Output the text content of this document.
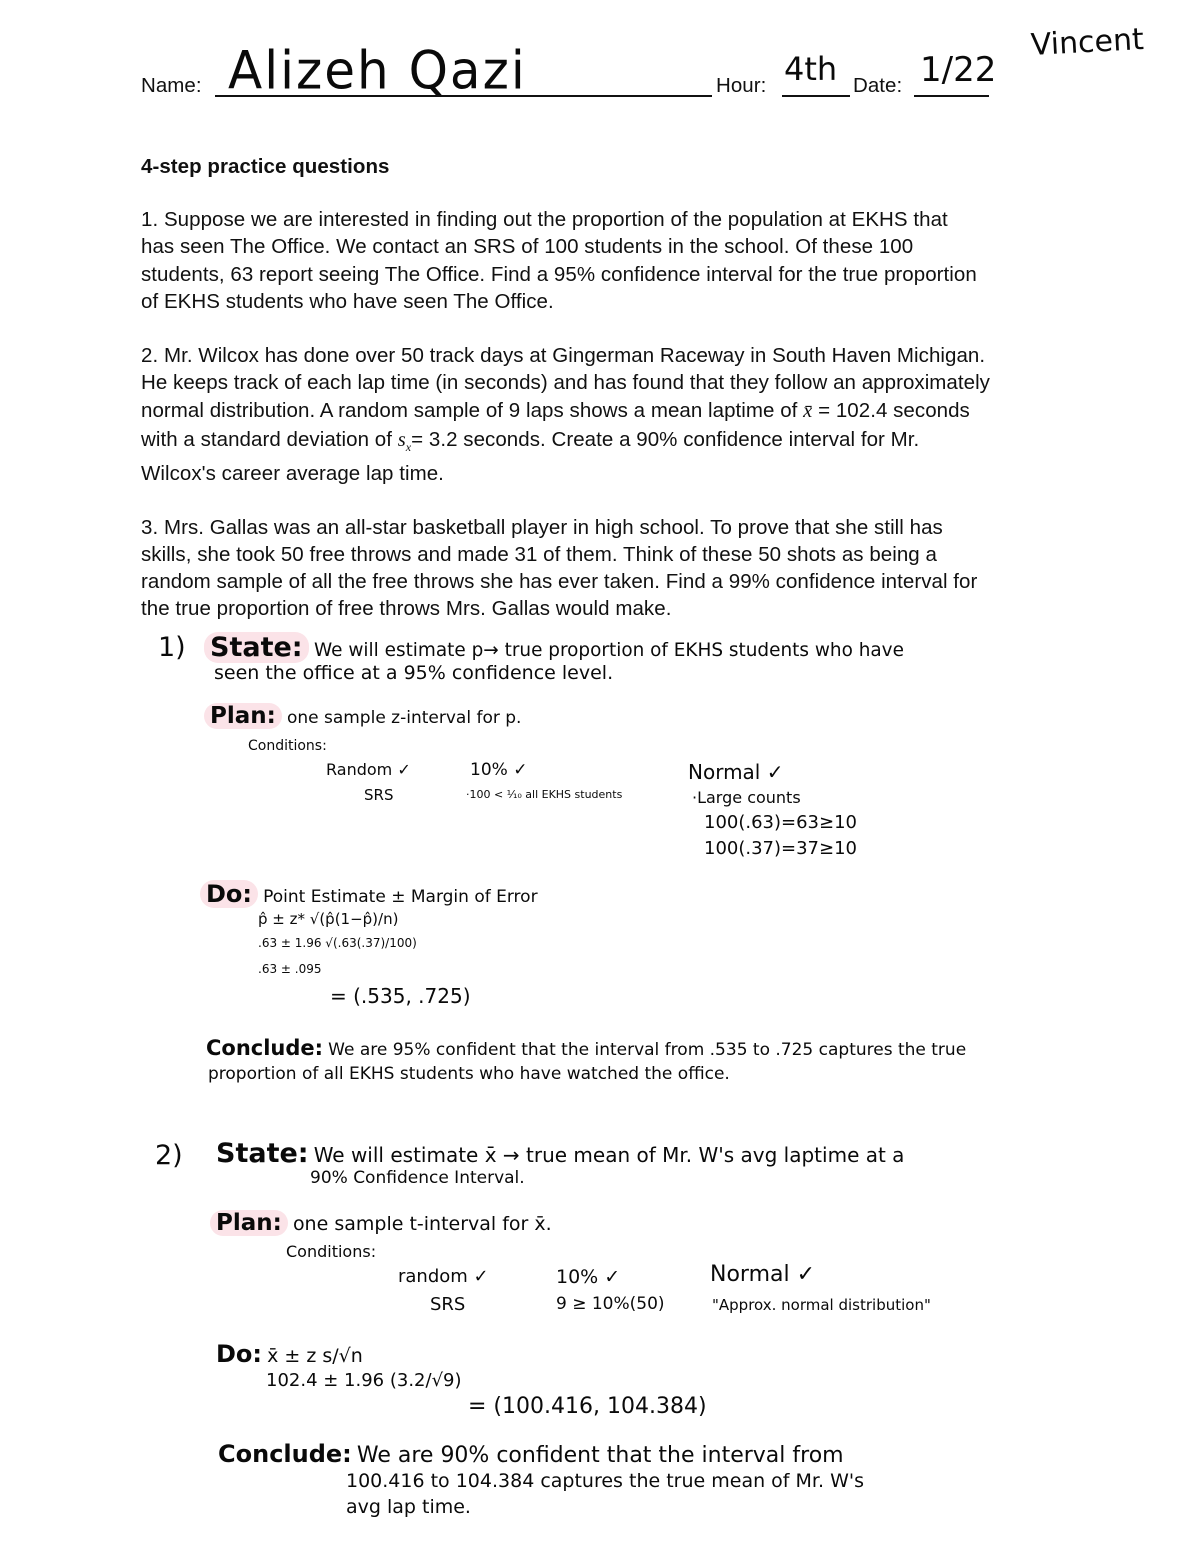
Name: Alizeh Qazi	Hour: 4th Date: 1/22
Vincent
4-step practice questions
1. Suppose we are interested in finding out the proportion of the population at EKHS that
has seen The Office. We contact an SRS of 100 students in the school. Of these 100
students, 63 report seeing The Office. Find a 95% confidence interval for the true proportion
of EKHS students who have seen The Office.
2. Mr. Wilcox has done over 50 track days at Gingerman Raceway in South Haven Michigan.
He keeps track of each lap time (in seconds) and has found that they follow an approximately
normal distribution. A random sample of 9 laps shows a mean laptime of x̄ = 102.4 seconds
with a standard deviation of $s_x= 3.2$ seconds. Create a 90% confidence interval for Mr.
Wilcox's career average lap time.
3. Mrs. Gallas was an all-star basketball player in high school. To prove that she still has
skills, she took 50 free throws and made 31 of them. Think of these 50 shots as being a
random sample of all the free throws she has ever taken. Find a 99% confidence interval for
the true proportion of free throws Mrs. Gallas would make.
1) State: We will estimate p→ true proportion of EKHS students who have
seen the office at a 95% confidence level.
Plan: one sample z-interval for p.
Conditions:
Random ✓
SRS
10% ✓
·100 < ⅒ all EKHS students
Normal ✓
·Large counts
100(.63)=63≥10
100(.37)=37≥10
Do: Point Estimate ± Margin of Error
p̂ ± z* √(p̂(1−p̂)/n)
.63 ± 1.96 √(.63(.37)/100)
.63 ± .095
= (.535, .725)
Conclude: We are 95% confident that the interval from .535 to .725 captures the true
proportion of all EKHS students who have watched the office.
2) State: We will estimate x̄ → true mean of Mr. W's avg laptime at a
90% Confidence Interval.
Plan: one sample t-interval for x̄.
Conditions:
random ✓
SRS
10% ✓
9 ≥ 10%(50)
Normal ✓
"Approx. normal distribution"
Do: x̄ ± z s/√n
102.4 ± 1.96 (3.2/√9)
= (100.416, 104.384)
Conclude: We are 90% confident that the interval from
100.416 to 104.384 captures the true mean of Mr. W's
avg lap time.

□ □ □ □ □

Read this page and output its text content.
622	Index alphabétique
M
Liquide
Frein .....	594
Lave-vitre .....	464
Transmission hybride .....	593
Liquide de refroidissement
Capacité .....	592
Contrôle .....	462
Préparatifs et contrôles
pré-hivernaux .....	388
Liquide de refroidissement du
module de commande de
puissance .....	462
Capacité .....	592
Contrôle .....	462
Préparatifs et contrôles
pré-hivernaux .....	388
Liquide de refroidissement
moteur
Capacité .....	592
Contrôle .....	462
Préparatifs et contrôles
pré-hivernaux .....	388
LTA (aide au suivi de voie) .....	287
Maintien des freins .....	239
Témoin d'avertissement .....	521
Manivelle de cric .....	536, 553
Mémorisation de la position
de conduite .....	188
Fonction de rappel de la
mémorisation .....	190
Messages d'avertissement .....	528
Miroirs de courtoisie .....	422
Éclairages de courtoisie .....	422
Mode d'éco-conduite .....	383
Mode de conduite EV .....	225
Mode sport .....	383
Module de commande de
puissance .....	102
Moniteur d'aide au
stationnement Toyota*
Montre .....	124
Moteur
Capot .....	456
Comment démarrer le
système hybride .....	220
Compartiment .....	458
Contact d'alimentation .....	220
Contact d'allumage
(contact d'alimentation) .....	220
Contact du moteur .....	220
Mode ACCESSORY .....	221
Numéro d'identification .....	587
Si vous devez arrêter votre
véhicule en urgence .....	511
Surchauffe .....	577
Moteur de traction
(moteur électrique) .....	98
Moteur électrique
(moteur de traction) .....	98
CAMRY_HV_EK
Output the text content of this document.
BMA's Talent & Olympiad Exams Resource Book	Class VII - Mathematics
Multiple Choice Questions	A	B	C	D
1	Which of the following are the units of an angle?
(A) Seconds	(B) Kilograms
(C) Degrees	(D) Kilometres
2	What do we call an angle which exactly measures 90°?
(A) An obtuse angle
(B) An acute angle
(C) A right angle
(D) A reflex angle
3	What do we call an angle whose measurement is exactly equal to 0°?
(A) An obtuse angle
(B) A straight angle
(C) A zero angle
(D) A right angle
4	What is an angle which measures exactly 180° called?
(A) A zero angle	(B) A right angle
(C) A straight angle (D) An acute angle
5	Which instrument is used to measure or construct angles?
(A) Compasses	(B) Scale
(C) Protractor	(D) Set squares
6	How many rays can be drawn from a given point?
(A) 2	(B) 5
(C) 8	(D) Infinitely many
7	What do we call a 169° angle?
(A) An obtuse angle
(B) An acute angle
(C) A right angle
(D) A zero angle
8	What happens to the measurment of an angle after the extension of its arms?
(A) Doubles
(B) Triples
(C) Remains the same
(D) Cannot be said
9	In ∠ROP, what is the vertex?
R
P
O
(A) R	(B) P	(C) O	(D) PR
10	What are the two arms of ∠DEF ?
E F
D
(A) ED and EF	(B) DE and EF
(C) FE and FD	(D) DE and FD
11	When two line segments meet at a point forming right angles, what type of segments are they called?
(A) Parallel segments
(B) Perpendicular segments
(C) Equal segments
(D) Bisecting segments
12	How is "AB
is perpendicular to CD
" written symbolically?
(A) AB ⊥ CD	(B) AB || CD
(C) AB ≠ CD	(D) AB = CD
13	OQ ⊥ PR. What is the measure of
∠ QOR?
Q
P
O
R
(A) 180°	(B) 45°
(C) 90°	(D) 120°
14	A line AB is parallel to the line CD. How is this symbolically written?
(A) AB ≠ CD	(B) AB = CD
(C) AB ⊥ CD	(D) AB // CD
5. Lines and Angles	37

□ □ □ □ □

Short exercise —
Out of the preceding entries, pull every line containing the string "they".

Result of the exercise —
He keeps track of each lap time (in seconds) and has found that they follow an approximately
11	When two line segments meet at a point forming right angles, what type of segments are they called?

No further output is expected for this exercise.